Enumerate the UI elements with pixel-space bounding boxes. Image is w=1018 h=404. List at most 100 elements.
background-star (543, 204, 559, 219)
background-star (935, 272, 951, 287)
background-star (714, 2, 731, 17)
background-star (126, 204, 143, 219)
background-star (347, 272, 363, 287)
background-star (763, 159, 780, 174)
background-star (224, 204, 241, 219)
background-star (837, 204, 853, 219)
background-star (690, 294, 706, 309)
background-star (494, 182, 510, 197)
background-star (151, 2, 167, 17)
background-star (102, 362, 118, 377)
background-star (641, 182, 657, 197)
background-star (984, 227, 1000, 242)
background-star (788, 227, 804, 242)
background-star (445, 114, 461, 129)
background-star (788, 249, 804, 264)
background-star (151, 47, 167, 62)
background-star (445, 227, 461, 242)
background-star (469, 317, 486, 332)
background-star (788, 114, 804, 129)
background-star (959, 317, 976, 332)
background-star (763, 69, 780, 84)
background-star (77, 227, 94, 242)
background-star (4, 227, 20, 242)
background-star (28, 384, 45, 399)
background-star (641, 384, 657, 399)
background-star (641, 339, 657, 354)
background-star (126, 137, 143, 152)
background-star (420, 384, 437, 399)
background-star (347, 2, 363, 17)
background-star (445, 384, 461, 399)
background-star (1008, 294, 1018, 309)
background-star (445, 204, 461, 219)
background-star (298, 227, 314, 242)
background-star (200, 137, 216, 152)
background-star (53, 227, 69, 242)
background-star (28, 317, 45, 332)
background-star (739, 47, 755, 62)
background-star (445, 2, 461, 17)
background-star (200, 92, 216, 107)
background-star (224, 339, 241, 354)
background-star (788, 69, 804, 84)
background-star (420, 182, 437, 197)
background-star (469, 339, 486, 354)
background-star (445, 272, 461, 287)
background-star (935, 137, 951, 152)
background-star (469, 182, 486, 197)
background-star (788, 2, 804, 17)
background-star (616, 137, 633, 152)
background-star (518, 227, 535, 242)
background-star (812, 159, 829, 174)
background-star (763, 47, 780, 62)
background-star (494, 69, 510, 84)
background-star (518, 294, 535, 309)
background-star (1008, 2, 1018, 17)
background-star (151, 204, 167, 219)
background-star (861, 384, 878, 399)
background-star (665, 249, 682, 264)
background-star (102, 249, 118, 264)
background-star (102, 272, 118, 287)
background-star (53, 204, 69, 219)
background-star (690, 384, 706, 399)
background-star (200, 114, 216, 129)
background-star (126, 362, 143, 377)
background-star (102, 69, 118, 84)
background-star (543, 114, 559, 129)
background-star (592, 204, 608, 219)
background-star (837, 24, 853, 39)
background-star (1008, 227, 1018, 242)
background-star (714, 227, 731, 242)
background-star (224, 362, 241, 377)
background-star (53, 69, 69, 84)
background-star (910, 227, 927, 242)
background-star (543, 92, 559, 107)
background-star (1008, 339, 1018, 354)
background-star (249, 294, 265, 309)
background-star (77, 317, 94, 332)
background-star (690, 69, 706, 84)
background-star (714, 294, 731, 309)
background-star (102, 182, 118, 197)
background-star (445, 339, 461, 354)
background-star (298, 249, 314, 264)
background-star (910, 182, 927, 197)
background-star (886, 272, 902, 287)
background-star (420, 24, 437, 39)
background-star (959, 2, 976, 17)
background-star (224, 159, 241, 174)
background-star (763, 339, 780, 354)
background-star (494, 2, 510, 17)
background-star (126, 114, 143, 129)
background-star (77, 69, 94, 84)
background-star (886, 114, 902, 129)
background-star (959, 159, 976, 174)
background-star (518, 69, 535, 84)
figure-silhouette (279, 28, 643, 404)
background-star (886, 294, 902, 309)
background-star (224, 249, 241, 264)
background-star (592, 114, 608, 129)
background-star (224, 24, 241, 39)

### Exercise objective
Rewrite the entries from the first line up to and including the line with "background-star (224, 204, 241, 219)", changing "background-star" to "star-marker" and keeping everything else the same. Give back only those lines.

### Reply to the task
Enumerate the UI elements with pixel-space bounding boxes. Image is w=1018 h=404. List at most 100 elements.
star-marker (543, 204, 559, 219)
star-marker (935, 272, 951, 287)
star-marker (714, 2, 731, 17)
star-marker (126, 204, 143, 219)
star-marker (347, 272, 363, 287)
star-marker (763, 159, 780, 174)
star-marker (224, 204, 241, 219)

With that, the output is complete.